◆ Task prompt ◆
Reproduce the following records line for line, without changes, and leave out the pictures.

◆ Extracted data ◆
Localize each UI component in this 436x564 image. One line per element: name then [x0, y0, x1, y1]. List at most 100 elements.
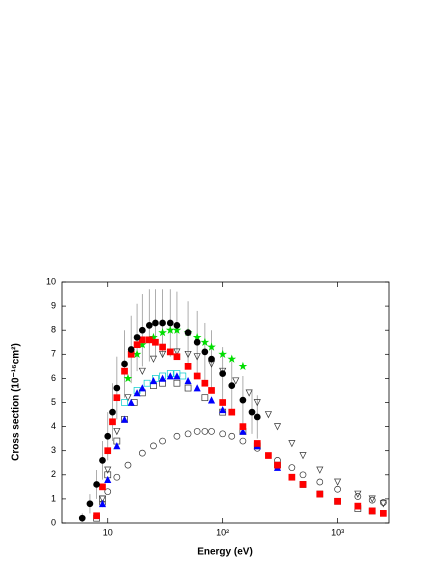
point: [124, 461, 132, 469]
point: [184, 377, 192, 385]
point: [239, 427, 247, 435]
point: [354, 493, 362, 500]
y-tick-label: 1: [51, 493, 56, 503]
point: [127, 398, 135, 406]
y-tick-label: 2: [51, 469, 56, 479]
point: [93, 481, 100, 488]
y-tick-label: 4: [51, 421, 56, 431]
point: [379, 499, 387, 506]
point: [173, 353, 181, 361]
point: [184, 329, 192, 336]
point: [253, 413, 261, 421]
point: [184, 350, 192, 359]
point: [166, 372, 174, 380]
point: [207, 342, 216, 351]
y-tick-label: 9: [51, 300, 56, 310]
y-tick-label: 5: [51, 397, 56, 407]
point: [228, 382, 236, 389]
point: [150, 442, 157, 450]
point: [159, 343, 166, 351]
point: [265, 452, 272, 459]
point: [152, 319, 159, 327]
point: [145, 336, 153, 344]
y-tick-label: 10: [46, 276, 56, 286]
y-axis-label: Cross section (10⁻¹⁶cm²): [11, 343, 22, 461]
point: [166, 348, 174, 356]
point: [121, 399, 128, 406]
point: [201, 348, 209, 356]
point: [232, 377, 240, 385]
point: [316, 490, 324, 498]
point: [99, 483, 106, 491]
point: [93, 512, 100, 520]
point: [379, 500, 387, 508]
point: [159, 437, 166, 445]
point: [104, 488, 112, 496]
point: [334, 485, 341, 493]
point: [159, 319, 166, 327]
point: [193, 353, 201, 361]
point: [184, 363, 192, 370]
point: [184, 384, 192, 392]
point: [149, 332, 158, 342]
point: [132, 349, 142, 358]
point: [192, 332, 202, 342]
x-tick-label: 10³: [331, 527, 344, 537]
point: [184, 430, 192, 438]
point: [165, 325, 175, 334]
point: [299, 471, 307, 479]
point: [379, 510, 387, 517]
point: [219, 370, 227, 377]
point: [166, 319, 174, 327]
point: [239, 396, 247, 404]
point: [274, 461, 281, 469]
point: [227, 354, 237, 363]
point: [133, 334, 141, 341]
point: [219, 399, 227, 406]
y-tick-label: 3: [51, 445, 56, 455]
point: [113, 473, 121, 481]
point: [253, 399, 261, 407]
point: [245, 389, 253, 397]
point: [228, 408, 236, 416]
point: [138, 367, 146, 375]
point: [173, 432, 181, 440]
point: [104, 432, 112, 440]
point: [239, 423, 247, 430]
point: [201, 428, 209, 435]
point: [138, 326, 146, 334]
point: [219, 430, 227, 438]
point: [228, 432, 236, 440]
point: [200, 337, 210, 346]
point: [133, 341, 141, 349]
point: [158, 328, 167, 337]
point: [113, 394, 121, 402]
point: [104, 466, 112, 474]
point: [121, 367, 128, 375]
point: [113, 428, 121, 436]
point: [368, 495, 376, 503]
point: [113, 384, 121, 392]
point: [208, 387, 215, 394]
point: [264, 411, 272, 419]
point: [138, 449, 146, 457]
point: [208, 355, 215, 363]
point: [138, 384, 146, 392]
point: [238, 361, 248, 371]
point: [334, 497, 341, 505]
point: [109, 418, 116, 426]
point: [173, 348, 181, 356]
point: [124, 394, 132, 402]
point: [193, 384, 201, 392]
y-tick-label: 8: [51, 325, 56, 335]
point: [173, 372, 181, 380]
point: [368, 496, 376, 504]
point: [193, 428, 201, 435]
point: [123, 373, 133, 383]
x-tick-label: 10: [103, 527, 113, 537]
point: [159, 350, 167, 359]
point: [149, 355, 158, 363]
point: [239, 437, 247, 445]
point: [219, 405, 227, 414]
point: [104, 447, 112, 455]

◆ Correct response ◆
Localize each UI component in this 436x564 image. One line per element: name then [x0, y0, x1, y1]. List at most 100 elements.
point: [124, 461, 132, 469]
point: [184, 377, 192, 385]
point: [239, 427, 247, 435]
point: [354, 493, 362, 500]
y-tick-label: 1: [51, 493, 56, 503]
point: [127, 398, 135, 406]
y-tick-label: 2: [51, 469, 56, 479]
point: [93, 481, 100, 488]
y-tick-label: 4: [51, 421, 56, 431]
point: [379, 499, 387, 506]
point: [173, 353, 181, 361]
point: [184, 329, 192, 336]
point: [253, 413, 261, 421]
point: [184, 350, 192, 359]
point: [166, 372, 174, 380]
point: [207, 342, 216, 351]
y-tick-label: 9: [51, 300, 56, 310]
y-tick-label: 5: [51, 397, 56, 407]
point: [228, 382, 236, 389]
point: [150, 442, 157, 450]
point: [159, 343, 166, 351]
point: [265, 452, 272, 459]
point: [152, 319, 159, 327]
point: [145, 336, 153, 344]
y-tick-label: 10: [46, 276, 56, 286]
y-axis-label: Cross section (10⁻¹⁶cm²): [11, 343, 22, 461]
point: [166, 348, 174, 356]
point: [121, 399, 128, 406]
point: [201, 348, 209, 356]
point: [232, 377, 240, 385]
point: [316, 490, 324, 498]
point: [99, 483, 106, 491]
point: [93, 512, 100, 520]
point: [379, 500, 387, 508]
point: [159, 437, 166, 445]
point: [104, 488, 112, 496]
point: [334, 485, 341, 493]
point: [159, 319, 166, 327]
point: [193, 353, 201, 361]
point: [184, 363, 192, 370]
point: [184, 384, 192, 392]
point: [149, 332, 158, 342]
point: [132, 349, 142, 358]
point: [192, 332, 202, 342]
x-tick-label: 10³: [331, 527, 344, 537]
point: [184, 430, 192, 438]
point: [165, 325, 175, 334]
point: [299, 471, 307, 479]
point: [379, 510, 387, 517]
point: [219, 370, 227, 377]
point: [166, 319, 174, 327]
point: [239, 396, 247, 404]
point: [274, 461, 281, 469]
point: [227, 354, 237, 363]
point: [133, 334, 141, 341]
point: [219, 399, 227, 406]
y-tick-label: 3: [51, 445, 56, 455]
point: [113, 473, 121, 481]
point: [253, 399, 261, 407]
point: [245, 389, 253, 397]
point: [228, 408, 236, 416]
point: [138, 367, 146, 375]
point: [173, 432, 181, 440]
point: [104, 432, 112, 440]
point: [239, 423, 247, 430]
point: [201, 428, 209, 435]
point: [138, 326, 146, 334]
point: [219, 430, 227, 438]
point: [228, 432, 236, 440]
point: [200, 337, 210, 346]
point: [133, 341, 141, 349]
point: [158, 328, 167, 337]
point: [113, 394, 121, 402]
point: [104, 466, 112, 474]
point: [121, 367, 128, 375]
point: [113, 428, 121, 436]
point: [368, 495, 376, 503]
point: [113, 384, 121, 392]
point: [208, 387, 215, 394]
point: [264, 411, 272, 419]
point: [138, 449, 146, 457]
point: [208, 355, 215, 363]
point: [138, 384, 146, 392]
point: [238, 361, 248, 371]
point: [334, 497, 341, 505]
point: [109, 418, 116, 426]
point: [173, 348, 181, 356]
point: [124, 394, 132, 402]
point: [193, 384, 201, 392]
y-tick-label: 8: [51, 325, 56, 335]
point: [173, 372, 181, 380]
point: [368, 496, 376, 504]
point: [193, 428, 201, 435]
point: [123, 373, 133, 383]
x-tick-label: 10: [103, 527, 113, 537]
point: [159, 350, 167, 359]
point: [149, 355, 158, 363]
point: [239, 437, 247, 445]
point: [219, 405, 227, 414]
point: [104, 447, 112, 455]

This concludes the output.